# TASK OBJECTIVE:
Search the records for "词曲部上" and copy each line that holds it.

begin PROVIDED RECORDS

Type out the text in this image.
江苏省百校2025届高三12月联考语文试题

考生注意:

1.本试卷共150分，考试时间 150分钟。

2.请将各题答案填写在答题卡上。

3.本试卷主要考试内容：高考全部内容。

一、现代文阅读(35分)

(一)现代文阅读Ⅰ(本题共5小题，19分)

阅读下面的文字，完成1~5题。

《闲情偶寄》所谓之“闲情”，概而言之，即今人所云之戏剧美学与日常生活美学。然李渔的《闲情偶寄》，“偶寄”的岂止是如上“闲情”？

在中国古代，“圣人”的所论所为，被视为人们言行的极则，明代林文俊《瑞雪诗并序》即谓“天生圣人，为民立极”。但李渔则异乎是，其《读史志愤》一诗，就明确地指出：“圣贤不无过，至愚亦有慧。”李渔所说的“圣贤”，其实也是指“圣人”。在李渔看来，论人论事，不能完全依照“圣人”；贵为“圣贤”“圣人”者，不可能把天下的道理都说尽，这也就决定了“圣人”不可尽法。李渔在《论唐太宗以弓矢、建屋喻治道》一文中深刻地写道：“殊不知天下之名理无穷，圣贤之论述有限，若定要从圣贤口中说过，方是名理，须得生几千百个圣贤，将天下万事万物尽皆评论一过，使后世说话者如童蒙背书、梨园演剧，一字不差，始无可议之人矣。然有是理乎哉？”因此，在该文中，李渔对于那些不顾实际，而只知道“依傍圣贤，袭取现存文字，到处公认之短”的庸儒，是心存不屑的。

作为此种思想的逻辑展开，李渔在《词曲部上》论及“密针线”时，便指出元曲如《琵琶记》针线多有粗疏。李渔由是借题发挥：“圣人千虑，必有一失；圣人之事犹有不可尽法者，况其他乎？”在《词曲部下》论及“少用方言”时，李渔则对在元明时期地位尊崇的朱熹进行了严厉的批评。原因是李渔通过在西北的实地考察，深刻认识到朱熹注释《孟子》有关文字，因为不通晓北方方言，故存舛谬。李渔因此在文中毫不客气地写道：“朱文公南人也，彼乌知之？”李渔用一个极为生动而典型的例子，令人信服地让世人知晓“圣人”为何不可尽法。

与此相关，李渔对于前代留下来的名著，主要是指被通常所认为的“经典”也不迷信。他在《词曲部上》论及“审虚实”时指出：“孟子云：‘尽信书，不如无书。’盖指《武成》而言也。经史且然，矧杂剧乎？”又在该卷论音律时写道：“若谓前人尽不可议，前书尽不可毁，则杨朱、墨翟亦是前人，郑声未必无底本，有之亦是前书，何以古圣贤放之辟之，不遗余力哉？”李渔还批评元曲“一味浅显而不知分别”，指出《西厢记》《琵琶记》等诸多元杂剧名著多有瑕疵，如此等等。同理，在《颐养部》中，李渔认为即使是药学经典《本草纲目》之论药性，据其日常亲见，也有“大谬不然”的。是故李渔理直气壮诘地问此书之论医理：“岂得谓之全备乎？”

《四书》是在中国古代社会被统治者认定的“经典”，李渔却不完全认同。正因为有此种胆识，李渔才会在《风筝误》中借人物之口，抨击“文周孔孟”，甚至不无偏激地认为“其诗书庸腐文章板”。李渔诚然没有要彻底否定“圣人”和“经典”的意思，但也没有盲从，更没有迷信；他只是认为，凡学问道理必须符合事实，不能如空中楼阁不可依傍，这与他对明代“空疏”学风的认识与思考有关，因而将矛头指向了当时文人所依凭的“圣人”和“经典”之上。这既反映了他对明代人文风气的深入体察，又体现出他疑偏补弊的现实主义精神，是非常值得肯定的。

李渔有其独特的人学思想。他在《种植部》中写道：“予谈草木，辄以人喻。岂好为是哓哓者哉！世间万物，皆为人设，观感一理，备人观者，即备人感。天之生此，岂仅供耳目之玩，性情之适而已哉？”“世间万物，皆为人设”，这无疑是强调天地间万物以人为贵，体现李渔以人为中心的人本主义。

end PROVIDED RECORDS

# IN RESPONSE:
作为此种思想的逻辑展开，李渔在《词曲部上》论及“密针线”时，便指出元曲如《琵琶记》针线多有粗疏。李渔由是借题发挥：“圣人千虑，必有一失；圣人之事犹有不可尽法者，况其他乎？”在《词曲部下》论及“少用方言”时，李渔则对在元明时期地位尊崇的朱熹进行了严厉的批评。原因是李渔通过在西北的实地考察，深刻认识到朱熹注释《孟子》有关文字，因为不通晓北方方言，故存舛谬。李渔因此在文中毫不客气地写道：“朱文公南人也，彼乌知之？”李渔用一个极为生动而典型的例子，令人信服地让世人知晓“圣人”为何不可尽法。
与此相关，李渔对于前代留下来的名著，主要是指被通常所认为的“经典”也不迷信。他在《词曲部上》论及“审虚实”时指出：“孟子云：‘尽信书，不如无书。’盖指《武成》而言也。经史且然，矧杂剧乎？”又在该卷论音律时写道：“若谓前人尽不可议，前书尽不可毁，则杨朱、墨翟亦是前人，郑声未必无底本，有之亦是前书，何以古圣贤放之辟之，不遗余力哉？”李渔还批评元曲“一味浅显而不知分别”，指出《西厢记》《琵琶记》等诸多元杂剧名著多有瑕疵，如此等等。同理，在《颐养部》中，李渔认为即使是药学经典《本草纲目》之论药性，据其日常亲见，也有“大谬不然”的。是故李渔理直气壮诘地问此书之论医理：“岂得谓之全备乎？”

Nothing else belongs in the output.